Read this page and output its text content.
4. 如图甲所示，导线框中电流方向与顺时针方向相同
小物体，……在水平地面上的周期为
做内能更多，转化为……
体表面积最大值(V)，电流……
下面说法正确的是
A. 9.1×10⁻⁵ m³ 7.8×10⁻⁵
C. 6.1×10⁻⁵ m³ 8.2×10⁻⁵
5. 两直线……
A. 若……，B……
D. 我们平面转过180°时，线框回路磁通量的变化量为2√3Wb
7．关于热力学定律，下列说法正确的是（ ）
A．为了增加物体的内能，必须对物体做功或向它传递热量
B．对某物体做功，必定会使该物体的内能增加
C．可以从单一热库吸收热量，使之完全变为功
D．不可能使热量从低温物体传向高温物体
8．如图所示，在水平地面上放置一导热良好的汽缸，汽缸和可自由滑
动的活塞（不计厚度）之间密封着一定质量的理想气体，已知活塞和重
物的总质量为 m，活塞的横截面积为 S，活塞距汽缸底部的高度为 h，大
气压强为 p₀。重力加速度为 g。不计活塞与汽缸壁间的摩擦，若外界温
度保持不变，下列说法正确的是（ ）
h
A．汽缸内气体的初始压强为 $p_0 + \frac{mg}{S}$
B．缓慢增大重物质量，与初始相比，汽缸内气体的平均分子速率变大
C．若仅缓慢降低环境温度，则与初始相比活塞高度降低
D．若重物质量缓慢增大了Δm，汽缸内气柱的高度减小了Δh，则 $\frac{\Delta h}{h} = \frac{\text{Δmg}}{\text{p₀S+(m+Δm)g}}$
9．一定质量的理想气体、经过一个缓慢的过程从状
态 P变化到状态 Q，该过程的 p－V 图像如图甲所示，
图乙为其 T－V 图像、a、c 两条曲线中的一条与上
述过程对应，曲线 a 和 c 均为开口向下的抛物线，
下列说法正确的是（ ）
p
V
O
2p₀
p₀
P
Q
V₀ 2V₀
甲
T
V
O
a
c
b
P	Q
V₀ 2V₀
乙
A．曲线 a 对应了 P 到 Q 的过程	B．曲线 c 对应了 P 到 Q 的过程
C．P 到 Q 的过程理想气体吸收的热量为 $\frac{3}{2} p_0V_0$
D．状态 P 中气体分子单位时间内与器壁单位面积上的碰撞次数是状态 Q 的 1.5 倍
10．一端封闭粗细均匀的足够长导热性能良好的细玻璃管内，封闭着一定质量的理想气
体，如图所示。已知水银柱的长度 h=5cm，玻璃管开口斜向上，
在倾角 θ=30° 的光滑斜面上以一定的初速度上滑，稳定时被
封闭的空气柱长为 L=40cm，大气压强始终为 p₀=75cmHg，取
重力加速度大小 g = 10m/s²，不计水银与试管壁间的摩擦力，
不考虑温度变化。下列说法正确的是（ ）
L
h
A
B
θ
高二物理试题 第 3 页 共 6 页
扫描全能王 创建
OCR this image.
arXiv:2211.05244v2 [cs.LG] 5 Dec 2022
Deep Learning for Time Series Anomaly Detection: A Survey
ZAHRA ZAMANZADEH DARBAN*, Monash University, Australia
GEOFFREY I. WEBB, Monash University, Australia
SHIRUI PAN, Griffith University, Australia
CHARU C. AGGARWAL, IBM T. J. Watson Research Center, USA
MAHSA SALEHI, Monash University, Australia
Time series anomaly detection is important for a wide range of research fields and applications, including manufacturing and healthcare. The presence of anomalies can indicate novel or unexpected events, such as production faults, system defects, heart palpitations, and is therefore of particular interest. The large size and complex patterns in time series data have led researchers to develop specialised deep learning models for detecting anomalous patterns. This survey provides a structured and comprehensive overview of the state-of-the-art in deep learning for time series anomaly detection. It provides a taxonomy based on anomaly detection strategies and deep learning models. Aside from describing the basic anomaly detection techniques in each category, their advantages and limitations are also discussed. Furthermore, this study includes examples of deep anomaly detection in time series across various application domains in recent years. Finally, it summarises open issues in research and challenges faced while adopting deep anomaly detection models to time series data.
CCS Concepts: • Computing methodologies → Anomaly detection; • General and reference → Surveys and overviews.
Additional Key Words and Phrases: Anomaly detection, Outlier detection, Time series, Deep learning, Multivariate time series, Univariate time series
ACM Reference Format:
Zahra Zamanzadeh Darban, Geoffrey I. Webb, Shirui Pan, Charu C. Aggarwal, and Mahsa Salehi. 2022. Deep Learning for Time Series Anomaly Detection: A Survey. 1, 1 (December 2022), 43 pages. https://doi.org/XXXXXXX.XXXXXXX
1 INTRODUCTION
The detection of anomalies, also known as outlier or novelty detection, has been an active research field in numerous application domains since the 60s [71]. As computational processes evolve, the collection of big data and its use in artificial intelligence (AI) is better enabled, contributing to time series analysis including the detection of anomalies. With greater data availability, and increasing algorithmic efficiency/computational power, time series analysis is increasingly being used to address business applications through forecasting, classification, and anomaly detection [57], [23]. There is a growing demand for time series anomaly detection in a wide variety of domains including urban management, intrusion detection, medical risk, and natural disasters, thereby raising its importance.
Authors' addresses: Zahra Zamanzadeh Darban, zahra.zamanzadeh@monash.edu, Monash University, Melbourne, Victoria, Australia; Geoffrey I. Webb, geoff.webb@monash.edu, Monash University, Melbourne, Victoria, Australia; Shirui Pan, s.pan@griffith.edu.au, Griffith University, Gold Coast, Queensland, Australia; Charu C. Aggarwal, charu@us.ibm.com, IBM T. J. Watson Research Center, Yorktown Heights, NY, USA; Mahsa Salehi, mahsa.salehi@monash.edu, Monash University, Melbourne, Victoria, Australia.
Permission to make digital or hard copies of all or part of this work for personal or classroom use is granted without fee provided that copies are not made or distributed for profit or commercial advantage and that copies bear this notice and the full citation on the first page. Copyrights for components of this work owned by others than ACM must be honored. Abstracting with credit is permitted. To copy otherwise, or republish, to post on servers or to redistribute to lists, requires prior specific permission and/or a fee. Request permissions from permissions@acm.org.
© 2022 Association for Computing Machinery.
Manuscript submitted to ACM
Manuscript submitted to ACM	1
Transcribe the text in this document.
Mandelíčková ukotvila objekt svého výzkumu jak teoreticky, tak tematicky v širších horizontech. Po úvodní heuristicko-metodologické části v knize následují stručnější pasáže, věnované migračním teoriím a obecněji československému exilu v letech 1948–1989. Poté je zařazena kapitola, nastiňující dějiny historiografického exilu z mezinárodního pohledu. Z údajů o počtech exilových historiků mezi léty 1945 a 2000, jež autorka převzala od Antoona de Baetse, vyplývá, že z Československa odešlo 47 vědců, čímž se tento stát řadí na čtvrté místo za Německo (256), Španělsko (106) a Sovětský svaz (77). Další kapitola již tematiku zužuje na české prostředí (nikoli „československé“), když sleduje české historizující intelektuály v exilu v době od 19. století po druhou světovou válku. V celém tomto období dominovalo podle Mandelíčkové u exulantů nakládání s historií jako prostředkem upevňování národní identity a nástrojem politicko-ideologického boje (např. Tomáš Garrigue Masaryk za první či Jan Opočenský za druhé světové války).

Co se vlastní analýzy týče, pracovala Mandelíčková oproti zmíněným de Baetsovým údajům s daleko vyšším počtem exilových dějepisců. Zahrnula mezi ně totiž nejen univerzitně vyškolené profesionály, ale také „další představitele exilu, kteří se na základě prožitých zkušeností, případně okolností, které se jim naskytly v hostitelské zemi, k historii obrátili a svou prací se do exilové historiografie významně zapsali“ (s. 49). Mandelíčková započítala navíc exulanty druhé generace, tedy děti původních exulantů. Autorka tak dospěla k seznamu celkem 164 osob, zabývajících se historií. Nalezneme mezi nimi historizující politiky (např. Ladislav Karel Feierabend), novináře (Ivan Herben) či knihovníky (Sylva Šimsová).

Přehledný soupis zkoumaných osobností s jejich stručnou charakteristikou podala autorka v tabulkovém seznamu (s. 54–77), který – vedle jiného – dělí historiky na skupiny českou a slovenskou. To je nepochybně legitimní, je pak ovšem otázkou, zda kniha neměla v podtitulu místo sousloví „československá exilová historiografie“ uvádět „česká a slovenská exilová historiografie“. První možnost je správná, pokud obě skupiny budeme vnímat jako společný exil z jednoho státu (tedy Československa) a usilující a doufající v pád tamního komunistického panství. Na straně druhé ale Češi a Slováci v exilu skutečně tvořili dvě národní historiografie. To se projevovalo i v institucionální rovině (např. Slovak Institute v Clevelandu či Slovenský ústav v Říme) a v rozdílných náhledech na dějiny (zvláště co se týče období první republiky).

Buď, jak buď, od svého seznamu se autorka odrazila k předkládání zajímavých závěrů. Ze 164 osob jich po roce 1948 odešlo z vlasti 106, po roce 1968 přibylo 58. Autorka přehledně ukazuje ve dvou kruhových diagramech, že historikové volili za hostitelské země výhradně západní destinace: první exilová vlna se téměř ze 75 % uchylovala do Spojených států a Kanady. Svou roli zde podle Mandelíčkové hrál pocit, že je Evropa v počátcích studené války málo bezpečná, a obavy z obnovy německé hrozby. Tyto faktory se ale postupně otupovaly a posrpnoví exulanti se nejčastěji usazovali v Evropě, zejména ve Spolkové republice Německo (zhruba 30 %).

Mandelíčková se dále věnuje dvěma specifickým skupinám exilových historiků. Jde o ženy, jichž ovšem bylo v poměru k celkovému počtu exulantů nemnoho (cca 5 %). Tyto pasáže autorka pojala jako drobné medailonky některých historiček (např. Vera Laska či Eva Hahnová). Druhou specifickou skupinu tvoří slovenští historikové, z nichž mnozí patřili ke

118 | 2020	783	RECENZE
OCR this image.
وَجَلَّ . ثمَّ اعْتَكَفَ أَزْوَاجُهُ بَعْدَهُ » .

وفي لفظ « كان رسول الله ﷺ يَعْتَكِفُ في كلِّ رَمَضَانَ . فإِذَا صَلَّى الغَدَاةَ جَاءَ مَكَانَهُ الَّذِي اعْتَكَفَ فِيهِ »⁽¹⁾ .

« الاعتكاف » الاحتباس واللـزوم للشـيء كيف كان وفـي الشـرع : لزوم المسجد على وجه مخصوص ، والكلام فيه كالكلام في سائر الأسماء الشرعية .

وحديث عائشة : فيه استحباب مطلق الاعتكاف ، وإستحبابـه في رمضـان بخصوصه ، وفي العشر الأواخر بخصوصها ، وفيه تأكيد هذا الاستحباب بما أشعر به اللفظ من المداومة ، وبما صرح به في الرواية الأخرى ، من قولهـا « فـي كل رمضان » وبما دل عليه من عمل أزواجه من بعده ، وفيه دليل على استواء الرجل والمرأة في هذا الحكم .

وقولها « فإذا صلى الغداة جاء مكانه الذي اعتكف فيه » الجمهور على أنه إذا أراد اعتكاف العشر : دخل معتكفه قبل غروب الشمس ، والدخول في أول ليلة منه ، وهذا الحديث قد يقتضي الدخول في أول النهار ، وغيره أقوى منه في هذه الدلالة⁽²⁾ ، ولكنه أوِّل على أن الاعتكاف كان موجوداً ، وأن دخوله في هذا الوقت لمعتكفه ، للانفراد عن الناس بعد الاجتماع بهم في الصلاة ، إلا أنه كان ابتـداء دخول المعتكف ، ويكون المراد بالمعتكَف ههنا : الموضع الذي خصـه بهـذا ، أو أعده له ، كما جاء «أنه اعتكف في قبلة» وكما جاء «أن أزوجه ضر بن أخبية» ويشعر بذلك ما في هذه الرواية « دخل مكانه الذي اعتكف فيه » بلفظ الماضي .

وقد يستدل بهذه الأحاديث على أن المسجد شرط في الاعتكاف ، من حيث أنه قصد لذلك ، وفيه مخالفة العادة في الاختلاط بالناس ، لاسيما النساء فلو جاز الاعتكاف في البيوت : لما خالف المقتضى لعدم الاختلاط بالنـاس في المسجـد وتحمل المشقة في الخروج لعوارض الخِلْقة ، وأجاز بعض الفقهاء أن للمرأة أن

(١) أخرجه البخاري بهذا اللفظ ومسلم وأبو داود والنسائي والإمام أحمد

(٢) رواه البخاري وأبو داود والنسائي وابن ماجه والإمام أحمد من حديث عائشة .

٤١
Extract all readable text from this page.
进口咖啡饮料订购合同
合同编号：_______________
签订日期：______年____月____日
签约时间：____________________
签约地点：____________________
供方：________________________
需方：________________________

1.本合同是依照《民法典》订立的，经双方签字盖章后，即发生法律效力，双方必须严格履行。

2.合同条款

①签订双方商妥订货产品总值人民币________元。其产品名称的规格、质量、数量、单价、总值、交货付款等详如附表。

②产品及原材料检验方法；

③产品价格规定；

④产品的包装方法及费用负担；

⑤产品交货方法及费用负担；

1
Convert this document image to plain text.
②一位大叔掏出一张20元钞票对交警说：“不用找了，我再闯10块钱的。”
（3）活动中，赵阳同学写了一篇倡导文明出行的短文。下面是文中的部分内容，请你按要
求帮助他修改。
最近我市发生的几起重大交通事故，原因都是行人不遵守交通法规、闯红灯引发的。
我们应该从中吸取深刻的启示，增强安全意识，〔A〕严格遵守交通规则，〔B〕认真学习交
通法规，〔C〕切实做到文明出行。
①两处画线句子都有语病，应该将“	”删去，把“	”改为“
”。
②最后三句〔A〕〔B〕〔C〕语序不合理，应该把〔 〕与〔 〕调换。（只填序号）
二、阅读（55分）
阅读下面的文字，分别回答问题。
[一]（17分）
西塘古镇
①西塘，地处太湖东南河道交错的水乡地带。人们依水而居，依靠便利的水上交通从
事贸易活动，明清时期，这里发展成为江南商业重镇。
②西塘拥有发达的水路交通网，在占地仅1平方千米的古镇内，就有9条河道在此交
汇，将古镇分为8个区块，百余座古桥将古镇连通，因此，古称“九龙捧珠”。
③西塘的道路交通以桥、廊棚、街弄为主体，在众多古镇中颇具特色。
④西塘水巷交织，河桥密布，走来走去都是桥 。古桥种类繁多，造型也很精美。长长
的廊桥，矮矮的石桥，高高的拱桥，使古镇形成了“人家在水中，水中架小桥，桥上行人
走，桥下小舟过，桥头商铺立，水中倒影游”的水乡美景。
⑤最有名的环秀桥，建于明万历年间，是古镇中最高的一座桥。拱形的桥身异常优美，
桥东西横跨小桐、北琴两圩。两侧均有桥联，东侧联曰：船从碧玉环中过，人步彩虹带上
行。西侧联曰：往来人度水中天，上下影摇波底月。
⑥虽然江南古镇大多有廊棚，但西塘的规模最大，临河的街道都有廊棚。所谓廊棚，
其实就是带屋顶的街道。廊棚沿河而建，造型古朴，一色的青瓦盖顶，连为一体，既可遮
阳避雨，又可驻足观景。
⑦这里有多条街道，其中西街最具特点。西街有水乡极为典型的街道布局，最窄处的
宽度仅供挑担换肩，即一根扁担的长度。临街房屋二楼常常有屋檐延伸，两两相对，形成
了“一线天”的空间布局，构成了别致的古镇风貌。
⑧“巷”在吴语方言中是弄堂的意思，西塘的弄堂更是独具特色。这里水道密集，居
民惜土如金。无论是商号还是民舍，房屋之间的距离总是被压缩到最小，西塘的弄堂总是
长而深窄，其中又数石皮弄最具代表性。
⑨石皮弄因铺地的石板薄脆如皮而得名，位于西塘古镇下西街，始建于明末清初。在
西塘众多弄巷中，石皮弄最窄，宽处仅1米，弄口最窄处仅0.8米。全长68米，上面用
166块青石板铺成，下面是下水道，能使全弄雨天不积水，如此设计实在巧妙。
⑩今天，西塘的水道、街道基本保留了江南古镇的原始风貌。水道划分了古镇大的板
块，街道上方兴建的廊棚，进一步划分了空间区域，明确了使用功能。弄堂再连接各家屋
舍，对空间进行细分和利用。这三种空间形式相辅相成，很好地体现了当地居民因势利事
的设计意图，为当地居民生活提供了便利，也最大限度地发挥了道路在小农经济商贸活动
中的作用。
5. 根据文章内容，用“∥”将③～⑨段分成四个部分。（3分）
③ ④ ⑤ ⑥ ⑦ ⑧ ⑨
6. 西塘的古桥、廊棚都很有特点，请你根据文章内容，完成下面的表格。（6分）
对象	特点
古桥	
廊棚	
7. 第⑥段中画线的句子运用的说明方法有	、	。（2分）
* * * * * * * * *
-- The request --
Copy each line that contains the word "dějiny".

-- Complete output --
Mandelíčková ukotvila objekt svého výzkumu jak teoreticky, tak tematicky v širších horizontech. Po úvodní heuristicko-metodologické části v knize následují stručnější pasáže, věnované migračním teoriím a obecněji československému exilu v letech 1948–1989. Poté je zařazena kapitola, nastiňující dějiny historiografického exilu z mezinárodního pohledu. Z údajů o počtech exilových historiků mezi léty 1945 a 2000, jež autorka převzala od Antoona de Baetse, vyplývá, že z Československa odešlo 47 vědců, čímž se tento stát řadí na čtvrté místo za Německo (256), Španělsko (106) a Sovětský svaz (77). Další kapitola již tematiku zužuje na české prostředí (nikoli „československé“), když sleduje české historizující intelektuály v exilu v době od 19. století po druhou světovou válku. V celém tomto období dominovalo podle Mandelíčkové u exulantů nakládání s historií jako prostředkem upevňování národní identity a nástrojem politicko-ideologického boje (např. Tomáš Garrigue Masaryk za první či Jan Opočenský za druhé světové války).
Přehledný soupis zkoumaných osobností s jejich stručnou charakteristikou podala autorka v tabulkovém seznamu (s. 54–77), který – vedle jiného – dělí historiky na skupiny českou a slovenskou. To je nepochybně legitimní, je pak ovšem otázkou, zda kniha neměla v podtitulu místo sousloví „československá exilová historiografie“ uvádět „česká a slovenská exilová historiografie“. První možnost je správná, pokud obě skupiny budeme vnímat jako společný exil z jednoho státu (tedy Československa) a usilující a doufající v pád tamního komunistického panství. Na straně druhé ale Češi a Slováci v exilu skutečně tvořili dvě národní historiografie. To se projevovalo i v institucionální rovině (např. Slovak Institute v Clevelandu či Slovenský ústav v Říme) a v rozdílných náhledech na dějiny (zvláště co se týče období první republiky).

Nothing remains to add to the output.